**DATA:**
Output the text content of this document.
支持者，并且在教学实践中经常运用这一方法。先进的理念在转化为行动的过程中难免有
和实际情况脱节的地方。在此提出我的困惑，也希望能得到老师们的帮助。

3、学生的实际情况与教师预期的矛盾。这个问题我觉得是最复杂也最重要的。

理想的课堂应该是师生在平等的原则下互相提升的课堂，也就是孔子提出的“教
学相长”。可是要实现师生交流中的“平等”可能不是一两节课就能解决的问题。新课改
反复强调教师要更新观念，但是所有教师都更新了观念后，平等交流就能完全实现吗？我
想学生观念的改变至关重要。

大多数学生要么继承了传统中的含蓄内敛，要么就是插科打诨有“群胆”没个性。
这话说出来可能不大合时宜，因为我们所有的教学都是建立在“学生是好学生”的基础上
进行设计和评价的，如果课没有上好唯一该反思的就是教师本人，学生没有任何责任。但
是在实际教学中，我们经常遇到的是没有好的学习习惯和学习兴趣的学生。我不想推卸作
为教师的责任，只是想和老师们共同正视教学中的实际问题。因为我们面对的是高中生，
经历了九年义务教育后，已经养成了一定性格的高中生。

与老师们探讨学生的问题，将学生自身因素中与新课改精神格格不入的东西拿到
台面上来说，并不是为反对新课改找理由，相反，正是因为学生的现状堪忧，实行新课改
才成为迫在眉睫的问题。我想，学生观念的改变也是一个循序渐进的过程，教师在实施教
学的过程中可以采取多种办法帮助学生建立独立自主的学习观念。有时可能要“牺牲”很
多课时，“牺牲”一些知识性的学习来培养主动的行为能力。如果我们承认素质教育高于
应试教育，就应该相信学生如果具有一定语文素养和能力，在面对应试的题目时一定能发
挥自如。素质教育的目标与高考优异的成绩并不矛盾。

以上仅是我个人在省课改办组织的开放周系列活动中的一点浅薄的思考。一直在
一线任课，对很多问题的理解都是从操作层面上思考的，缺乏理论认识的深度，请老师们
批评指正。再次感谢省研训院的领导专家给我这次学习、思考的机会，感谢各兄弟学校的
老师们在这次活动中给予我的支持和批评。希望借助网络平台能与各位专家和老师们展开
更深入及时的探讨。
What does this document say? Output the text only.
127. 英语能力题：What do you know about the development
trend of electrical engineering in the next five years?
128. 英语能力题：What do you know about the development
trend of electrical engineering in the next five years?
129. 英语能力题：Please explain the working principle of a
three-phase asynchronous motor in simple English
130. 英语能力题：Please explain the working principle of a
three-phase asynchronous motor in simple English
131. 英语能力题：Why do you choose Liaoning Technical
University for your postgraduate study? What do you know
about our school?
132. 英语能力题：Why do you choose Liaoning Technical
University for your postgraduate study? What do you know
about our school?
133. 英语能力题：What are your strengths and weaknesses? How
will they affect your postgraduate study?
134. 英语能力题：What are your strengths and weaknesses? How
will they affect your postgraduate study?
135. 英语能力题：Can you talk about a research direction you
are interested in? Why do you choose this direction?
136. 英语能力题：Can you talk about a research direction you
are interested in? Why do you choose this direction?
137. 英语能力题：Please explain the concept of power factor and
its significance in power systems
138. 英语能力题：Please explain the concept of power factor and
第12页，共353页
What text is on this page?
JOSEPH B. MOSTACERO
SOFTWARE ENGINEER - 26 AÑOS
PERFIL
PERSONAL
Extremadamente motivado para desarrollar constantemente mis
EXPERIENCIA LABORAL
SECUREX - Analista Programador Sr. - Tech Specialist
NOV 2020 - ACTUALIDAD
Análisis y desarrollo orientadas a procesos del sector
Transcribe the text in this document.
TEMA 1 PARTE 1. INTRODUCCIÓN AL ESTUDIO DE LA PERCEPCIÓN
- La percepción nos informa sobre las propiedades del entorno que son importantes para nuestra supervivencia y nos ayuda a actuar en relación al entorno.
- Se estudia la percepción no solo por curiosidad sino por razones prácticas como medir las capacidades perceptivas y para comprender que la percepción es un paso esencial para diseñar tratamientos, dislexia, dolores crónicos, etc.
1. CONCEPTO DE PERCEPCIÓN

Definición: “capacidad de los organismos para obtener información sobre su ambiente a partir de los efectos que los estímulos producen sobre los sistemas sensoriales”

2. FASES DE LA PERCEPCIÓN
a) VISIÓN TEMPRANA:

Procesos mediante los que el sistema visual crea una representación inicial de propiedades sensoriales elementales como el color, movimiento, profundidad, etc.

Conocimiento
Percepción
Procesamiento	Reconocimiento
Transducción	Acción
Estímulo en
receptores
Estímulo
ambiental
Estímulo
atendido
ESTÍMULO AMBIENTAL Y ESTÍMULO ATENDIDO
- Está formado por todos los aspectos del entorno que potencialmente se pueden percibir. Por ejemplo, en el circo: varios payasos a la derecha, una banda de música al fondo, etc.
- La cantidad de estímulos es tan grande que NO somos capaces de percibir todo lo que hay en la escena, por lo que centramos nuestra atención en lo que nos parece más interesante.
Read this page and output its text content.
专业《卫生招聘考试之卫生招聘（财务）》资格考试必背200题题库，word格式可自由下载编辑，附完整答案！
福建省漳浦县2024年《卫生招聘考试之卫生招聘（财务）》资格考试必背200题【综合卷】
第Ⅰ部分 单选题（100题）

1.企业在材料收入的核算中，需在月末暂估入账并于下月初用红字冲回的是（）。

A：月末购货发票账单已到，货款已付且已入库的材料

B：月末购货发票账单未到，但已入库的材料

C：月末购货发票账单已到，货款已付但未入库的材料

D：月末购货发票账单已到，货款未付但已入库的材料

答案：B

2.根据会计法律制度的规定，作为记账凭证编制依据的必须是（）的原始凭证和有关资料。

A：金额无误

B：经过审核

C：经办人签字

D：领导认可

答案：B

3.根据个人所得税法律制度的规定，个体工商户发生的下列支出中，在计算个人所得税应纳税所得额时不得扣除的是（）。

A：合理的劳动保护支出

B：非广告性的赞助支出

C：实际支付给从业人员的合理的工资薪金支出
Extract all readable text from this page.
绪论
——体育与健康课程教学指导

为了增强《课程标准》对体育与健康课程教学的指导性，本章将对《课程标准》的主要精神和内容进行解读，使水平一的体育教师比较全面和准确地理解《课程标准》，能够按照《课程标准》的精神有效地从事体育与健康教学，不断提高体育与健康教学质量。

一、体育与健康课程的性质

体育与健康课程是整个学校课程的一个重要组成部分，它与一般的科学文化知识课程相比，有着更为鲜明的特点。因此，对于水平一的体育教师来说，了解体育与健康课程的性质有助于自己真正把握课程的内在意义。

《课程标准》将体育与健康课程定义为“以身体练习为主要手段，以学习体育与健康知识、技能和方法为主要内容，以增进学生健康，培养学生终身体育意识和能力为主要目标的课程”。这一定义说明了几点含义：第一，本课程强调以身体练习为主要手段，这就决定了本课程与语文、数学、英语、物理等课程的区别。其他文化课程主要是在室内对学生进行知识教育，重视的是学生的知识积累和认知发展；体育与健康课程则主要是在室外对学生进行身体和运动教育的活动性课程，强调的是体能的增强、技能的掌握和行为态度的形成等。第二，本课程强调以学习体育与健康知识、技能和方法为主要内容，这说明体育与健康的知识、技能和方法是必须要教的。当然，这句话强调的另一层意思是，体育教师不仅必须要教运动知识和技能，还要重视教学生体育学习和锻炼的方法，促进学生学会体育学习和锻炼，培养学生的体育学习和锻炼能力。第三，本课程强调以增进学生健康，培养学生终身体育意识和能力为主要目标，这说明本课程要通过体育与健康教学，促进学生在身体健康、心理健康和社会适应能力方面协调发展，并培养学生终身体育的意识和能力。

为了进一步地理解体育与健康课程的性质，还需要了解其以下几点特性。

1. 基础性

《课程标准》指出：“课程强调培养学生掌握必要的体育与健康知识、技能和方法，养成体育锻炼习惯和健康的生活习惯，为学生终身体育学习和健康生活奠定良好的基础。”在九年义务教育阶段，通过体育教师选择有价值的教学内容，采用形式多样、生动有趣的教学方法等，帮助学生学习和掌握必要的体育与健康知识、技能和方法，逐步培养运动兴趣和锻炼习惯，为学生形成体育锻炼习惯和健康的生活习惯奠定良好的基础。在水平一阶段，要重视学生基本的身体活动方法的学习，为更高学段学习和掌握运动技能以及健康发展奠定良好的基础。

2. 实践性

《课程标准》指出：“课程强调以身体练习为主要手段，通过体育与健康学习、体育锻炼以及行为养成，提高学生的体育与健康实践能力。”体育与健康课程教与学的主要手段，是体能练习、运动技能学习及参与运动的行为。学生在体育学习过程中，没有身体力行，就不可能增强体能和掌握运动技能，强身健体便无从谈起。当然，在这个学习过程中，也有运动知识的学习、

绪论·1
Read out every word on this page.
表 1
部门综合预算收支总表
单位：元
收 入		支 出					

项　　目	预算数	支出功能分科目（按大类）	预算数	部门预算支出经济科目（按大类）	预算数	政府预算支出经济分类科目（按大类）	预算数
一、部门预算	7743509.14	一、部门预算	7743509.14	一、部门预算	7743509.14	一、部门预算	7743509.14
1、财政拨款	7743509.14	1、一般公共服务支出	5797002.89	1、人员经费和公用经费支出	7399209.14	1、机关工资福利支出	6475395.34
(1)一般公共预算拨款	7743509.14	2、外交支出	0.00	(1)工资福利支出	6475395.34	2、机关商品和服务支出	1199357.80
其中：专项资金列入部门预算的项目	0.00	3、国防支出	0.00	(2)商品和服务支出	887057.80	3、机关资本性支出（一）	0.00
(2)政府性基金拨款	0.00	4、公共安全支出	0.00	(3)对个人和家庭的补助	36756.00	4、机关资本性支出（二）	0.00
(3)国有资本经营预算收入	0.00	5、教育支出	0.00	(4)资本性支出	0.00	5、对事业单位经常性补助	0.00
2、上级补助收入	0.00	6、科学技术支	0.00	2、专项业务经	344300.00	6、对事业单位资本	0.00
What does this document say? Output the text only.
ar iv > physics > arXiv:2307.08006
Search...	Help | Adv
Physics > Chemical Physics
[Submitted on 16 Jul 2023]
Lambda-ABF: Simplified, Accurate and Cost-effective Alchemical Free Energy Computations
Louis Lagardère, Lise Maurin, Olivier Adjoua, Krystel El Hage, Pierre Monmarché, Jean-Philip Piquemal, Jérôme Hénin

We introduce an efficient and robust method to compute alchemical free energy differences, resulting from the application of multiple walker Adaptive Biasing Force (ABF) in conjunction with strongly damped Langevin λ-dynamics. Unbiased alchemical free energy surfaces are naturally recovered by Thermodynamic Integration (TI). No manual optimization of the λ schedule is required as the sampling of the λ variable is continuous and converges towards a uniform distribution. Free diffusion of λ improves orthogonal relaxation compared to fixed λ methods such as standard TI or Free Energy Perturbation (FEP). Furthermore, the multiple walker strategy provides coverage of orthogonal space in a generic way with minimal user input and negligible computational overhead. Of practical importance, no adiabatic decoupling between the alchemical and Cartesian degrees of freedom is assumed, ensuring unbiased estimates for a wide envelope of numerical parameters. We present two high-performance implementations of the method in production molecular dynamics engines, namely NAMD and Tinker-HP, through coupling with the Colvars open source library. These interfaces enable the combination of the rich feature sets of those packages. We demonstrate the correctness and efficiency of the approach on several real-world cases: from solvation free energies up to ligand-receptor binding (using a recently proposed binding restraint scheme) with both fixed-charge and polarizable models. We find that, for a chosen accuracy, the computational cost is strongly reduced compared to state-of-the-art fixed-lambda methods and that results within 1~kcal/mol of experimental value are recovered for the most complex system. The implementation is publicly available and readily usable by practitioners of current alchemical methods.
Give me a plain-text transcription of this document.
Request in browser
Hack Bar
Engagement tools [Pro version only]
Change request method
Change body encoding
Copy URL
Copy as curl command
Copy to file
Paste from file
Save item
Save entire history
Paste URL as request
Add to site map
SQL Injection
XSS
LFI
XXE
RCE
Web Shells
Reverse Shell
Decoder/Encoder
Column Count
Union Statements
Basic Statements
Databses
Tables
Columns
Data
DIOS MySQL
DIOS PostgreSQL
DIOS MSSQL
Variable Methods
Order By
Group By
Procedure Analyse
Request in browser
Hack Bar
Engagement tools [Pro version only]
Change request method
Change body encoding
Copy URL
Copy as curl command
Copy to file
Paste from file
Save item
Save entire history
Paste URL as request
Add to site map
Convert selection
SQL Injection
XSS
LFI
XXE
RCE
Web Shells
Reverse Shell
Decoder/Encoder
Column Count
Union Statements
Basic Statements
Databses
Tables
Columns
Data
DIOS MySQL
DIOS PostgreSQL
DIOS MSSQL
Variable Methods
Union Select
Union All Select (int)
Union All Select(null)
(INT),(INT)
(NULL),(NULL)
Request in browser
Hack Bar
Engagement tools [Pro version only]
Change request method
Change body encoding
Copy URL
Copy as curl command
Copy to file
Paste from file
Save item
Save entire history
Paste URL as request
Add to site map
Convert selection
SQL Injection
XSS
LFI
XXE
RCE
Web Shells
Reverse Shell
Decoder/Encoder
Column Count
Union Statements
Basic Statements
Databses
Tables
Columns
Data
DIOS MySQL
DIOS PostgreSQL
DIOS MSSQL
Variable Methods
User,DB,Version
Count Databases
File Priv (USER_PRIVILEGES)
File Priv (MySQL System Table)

**EXERCISE AIM:** Give only the count of lines in this material that contain the string "know".

**WRITTEN ANSWER:** 4